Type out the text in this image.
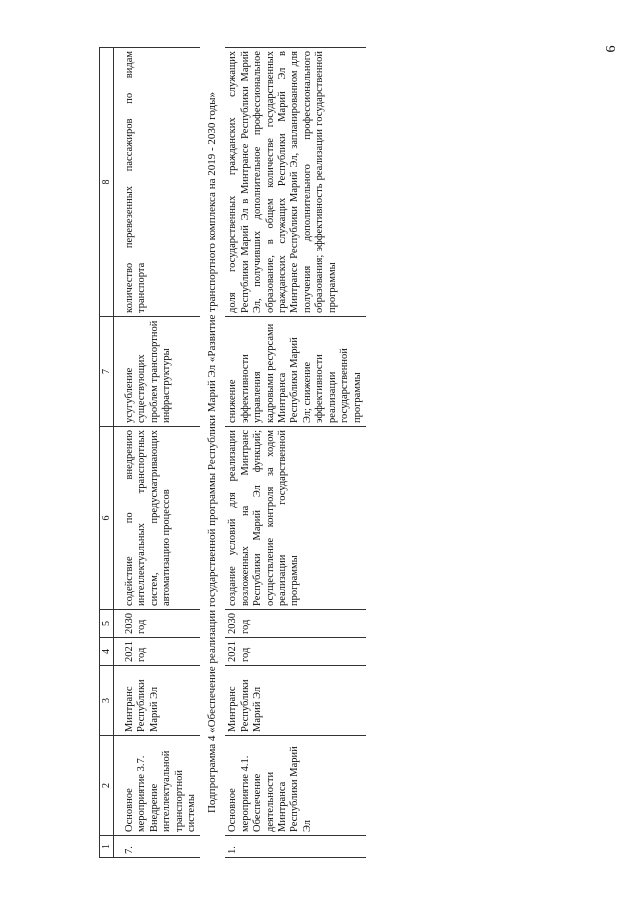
6
1	2	3	4	5	6	7	8

7.	Основное мероприятие 3.7. Внедрение интеллектуальной транспортной системы	Минтранс Республики Марий Эл	2021 год	2030 год	содействие по внедрению интеллектуальных транспортных систем, предусматривающих автоматизацию процессов	усугубление существующих проблем транспортной инфраструктуры	количество перевезенных пассажиров по видам транспорта
Подпрограмма 4 «Обеспечение реализации государственной программы Республики Марий Эл «Развитие транспортного комплекса на 2019 - 2030 годы»							
1.	Основное мероприятие 4.1. Обеспечение деятельности Минтранса Республики Марий Эл	Минтранс Республики Марий Эл	2021 год	2030 год	создание условий для реализации возложенных на Минтранс Республики Марий Эл функций; осуществление контроля за ходом реализации государственной программы	снижение эффективности управления кадровыми ресурсами Минтранса Республики Марий Эл; снижение эффективности реализации государственной программы	доля государственных гражданских служащих Республики Марий Эл в Минтрансе Республики Марий Эл, получивших дополнительное профессиональное образование, в общем количестве государственных гражданских служащих Республики Марий Эл в Минтрансе Республики Марий Эл, запланированном для получения дополнительного профессионального образования; эффективность реализации государственной программы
□ □ □ □ □ □ □
→ What the exercise asks
Repeat the records above verbatim, with no pictures in the result.

→ Output
Type out the text in this image.
6
1	2	3	4	5	6	7	8

7.	Основное мероприятие 3.7. Внедрение интеллектуальной транспортной системы	Минтранс Республики Марий Эл	2021 год	2030 год	содействие по внедрению интеллектуальных транспортных систем, предусматривающих автоматизацию процессов	усугубление существующих проблем транспортной инфраструктуры	количество перевезенных пассажиров по видам транспорта
Подпрограмма 4 «Обеспечение реализации государственной программы Республики Марий Эл «Развитие транспортного комплекса на 2019 - 2030 годы»							
1.	Основное мероприятие 4.1. Обеспечение деятельности Минтранса Республики Марий Эл	Минтранс Республики Марий Эл	2021 год	2030 год	создание условий для реализации возложенных на Минтранс Республики Марий Эл функций; осуществление контроля за ходом реализации государственной программы	снижение эффективности управления кадровыми ресурсами Минтранса Республики Марий Эл; снижение эффективности реализации государственной программы	доля государственных гражданских служащих Республики Марий Эл в Минтрансе Республики Марий Эл, получивших дополнительное профессиональное образование, в общем количестве государственных гражданских служащих Республики Марий Эл в Минтрансе Республики Марий Эл, запланированном для получения дополнительного профессионального образования; эффективность реализации государственной программы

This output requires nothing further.